## Exercise material

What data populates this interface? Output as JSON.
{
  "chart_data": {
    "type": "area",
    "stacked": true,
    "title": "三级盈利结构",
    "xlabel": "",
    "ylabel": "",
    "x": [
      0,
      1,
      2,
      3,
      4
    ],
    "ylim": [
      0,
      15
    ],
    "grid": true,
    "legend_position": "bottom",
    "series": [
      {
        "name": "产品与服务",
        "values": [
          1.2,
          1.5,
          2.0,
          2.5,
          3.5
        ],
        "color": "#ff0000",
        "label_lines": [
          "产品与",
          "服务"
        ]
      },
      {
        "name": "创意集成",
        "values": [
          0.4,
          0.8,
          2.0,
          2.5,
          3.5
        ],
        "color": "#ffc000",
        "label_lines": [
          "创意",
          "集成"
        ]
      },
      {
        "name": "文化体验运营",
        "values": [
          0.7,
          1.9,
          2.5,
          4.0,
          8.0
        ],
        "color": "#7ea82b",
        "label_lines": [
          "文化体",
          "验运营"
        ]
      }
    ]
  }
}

## What you will do
Restate the data above word for word, please.

## Completed exercise
What data populates this interface? Output as JSON.
{
  "chart_data": {
    "type": "area",
    "stacked": true,
    "title": "三级盈利结构",
    "xlabel": "",
    "ylabel": "",
    "x": [
      0,
      1,
      2,
      3,
      4
    ],
    "ylim": [
      0,
      15
    ],
    "grid": true,
    "legend_position": "bottom",
    "series": [
      {
        "name": "产品与服务",
        "values": [
          1.2,
          1.5,
          2.0,
          2.5,
          3.5
        ],
        "color": "#ff0000",
        "label_lines": [
          "产品与",
          "服务"
        ]
      },
      {
        "name": "创意集成",
        "values": [
          0.4,
          0.8,
          2.0,
          2.5,
          3.5
        ],
        "color": "#ffc000",
        "label_lines": [
          "创意",
          "集成"
        ]
      },
      {
        "name": "文化体验运营",
        "values": [
          0.7,
          1.9,
          2.5,
          4.0,
          8.0
        ],
        "color": "#7ea82b",
        "label_lines": [
          "文化体",
          "验运营"
        ]
      }
    ]
  }
}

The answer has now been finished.